# Goal:
Search the listing for the string "Device" and copy every line that contains it.

# Stored entries:
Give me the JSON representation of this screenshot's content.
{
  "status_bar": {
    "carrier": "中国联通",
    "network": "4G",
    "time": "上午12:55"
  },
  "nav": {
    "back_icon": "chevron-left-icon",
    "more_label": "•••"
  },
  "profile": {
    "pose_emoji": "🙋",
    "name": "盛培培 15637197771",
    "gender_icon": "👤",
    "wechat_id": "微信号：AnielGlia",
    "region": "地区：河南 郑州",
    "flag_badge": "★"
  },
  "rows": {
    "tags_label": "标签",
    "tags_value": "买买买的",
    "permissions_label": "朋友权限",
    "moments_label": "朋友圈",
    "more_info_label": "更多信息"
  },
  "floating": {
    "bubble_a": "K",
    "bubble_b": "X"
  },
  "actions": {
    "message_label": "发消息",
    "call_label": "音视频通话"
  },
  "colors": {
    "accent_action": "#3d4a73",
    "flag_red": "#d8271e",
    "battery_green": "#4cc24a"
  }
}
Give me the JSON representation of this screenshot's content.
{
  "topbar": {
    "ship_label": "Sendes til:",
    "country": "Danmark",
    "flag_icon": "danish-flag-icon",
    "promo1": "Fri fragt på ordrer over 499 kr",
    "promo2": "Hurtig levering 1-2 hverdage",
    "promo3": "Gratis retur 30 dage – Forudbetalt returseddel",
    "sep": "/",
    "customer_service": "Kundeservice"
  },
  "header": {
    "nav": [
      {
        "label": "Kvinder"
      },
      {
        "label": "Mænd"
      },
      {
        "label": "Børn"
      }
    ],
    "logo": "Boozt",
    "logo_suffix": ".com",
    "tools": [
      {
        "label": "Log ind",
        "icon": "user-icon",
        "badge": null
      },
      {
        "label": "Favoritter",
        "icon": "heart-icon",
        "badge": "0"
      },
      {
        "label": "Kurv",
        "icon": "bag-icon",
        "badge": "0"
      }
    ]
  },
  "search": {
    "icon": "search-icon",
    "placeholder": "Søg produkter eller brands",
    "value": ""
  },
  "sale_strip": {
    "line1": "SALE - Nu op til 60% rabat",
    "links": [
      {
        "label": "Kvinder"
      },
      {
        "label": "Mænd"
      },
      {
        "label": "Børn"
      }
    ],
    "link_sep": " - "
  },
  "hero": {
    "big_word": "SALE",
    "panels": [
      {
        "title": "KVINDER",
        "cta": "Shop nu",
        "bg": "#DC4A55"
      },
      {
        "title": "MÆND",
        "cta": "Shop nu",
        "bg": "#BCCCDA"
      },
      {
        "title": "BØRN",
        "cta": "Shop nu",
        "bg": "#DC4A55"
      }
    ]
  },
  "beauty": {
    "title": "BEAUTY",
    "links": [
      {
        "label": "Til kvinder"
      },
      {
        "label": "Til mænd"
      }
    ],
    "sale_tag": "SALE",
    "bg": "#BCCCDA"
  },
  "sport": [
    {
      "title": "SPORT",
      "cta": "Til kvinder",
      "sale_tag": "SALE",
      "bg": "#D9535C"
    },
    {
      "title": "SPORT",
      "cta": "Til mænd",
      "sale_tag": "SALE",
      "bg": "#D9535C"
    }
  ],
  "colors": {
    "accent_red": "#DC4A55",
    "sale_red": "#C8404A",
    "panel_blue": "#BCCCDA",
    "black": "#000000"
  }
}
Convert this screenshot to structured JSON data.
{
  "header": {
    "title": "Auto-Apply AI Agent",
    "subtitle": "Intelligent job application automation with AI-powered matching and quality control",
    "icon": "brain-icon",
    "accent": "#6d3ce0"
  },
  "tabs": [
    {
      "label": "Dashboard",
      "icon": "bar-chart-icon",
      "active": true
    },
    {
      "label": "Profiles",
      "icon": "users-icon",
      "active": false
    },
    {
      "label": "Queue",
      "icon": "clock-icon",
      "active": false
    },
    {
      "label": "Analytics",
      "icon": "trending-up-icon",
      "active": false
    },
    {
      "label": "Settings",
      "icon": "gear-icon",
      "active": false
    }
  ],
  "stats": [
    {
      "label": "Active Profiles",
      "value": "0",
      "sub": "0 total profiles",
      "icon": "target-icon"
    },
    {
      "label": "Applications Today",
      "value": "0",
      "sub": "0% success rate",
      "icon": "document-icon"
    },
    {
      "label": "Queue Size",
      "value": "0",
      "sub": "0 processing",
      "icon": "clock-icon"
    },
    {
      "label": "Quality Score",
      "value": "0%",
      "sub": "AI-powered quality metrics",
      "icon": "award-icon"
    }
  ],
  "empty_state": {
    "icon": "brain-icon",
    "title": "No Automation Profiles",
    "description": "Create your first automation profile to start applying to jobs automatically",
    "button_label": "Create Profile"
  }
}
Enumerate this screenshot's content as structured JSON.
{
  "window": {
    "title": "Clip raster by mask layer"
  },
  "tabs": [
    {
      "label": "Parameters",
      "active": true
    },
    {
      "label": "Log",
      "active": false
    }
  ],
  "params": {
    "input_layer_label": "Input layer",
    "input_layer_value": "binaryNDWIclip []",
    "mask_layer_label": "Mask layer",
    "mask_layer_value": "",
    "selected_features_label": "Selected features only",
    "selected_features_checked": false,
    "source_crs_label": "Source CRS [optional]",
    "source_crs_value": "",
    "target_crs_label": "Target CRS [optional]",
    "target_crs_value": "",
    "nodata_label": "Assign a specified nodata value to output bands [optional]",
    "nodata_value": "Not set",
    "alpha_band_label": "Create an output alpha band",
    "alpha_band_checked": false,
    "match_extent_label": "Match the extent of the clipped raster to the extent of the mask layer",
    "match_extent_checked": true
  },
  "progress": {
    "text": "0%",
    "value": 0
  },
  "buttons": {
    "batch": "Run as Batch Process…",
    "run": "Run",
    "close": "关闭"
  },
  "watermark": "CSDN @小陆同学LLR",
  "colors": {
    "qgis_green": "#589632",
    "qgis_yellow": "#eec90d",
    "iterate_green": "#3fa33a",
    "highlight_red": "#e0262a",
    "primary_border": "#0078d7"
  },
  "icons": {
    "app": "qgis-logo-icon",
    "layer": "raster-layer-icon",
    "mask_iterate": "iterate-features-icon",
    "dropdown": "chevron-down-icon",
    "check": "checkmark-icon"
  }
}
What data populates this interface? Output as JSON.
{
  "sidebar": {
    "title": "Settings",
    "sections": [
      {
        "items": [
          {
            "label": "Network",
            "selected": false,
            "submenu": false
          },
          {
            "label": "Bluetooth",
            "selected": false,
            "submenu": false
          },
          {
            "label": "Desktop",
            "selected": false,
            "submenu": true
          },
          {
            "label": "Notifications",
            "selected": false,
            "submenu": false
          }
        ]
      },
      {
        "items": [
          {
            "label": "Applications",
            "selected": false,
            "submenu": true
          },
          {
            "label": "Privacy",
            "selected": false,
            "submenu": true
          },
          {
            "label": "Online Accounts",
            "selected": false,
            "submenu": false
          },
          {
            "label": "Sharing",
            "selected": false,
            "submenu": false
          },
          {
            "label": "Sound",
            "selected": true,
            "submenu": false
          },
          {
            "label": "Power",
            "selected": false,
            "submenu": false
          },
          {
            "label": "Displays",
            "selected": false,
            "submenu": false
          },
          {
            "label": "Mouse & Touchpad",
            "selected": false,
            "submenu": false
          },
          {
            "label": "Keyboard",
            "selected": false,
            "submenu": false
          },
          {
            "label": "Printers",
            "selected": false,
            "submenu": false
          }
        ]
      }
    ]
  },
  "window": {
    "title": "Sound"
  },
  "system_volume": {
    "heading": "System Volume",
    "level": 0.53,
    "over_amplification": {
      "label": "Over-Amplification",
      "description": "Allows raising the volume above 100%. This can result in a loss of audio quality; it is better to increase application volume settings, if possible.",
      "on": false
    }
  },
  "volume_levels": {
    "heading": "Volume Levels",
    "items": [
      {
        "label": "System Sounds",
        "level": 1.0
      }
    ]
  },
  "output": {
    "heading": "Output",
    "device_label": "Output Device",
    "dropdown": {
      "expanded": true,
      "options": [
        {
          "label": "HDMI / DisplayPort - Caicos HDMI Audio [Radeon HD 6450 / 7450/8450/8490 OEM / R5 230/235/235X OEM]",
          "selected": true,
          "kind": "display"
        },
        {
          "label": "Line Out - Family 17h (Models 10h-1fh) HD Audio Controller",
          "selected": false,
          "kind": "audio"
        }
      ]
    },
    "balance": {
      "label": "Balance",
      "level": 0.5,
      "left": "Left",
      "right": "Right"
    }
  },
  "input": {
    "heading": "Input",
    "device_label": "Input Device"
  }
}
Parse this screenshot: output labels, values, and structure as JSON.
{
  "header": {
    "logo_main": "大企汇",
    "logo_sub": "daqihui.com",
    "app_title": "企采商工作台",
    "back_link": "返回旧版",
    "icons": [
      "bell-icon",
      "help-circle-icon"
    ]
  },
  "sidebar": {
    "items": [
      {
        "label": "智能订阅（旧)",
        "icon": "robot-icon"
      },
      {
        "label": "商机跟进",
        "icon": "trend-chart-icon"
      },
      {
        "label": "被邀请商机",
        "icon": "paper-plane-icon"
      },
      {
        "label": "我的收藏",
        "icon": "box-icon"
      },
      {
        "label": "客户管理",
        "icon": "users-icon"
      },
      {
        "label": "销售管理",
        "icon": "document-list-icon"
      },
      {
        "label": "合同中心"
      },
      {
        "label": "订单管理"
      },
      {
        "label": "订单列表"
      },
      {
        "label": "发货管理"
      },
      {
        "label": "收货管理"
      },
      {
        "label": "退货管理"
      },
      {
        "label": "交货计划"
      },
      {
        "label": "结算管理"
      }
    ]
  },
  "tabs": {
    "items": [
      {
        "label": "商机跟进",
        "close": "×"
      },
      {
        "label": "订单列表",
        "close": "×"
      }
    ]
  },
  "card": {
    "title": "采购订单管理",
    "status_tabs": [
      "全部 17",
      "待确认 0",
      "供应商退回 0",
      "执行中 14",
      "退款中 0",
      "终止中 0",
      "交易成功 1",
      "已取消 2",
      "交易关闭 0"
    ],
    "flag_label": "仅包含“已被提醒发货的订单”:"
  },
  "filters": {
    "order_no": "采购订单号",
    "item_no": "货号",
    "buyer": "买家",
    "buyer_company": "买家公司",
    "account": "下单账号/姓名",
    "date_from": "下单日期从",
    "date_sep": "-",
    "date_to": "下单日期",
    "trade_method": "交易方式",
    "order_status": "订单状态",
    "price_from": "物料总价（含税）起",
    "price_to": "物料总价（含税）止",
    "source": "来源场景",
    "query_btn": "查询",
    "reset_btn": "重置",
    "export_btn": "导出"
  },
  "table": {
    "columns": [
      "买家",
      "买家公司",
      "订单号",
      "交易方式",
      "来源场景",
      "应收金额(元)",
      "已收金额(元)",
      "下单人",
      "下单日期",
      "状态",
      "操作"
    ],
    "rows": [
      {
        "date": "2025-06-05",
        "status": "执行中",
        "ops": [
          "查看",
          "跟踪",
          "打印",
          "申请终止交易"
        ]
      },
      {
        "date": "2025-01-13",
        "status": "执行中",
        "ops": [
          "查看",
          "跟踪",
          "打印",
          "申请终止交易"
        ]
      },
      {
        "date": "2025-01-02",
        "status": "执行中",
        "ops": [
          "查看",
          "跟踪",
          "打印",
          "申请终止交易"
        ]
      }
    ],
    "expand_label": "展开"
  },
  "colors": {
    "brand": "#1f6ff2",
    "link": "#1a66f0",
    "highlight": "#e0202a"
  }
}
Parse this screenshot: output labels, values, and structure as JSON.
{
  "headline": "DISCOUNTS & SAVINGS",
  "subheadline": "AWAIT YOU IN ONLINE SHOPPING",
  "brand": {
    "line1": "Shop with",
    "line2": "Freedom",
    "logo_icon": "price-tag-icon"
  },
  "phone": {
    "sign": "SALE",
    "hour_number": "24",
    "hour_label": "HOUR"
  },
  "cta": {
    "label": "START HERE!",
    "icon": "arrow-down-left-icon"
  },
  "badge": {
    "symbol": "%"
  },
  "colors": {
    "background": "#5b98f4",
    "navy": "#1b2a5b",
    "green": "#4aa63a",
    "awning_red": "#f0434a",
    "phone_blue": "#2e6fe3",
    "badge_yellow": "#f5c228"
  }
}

# Exercise solution:
    "device_label": "Output Device",
    "device_label": "Input Device"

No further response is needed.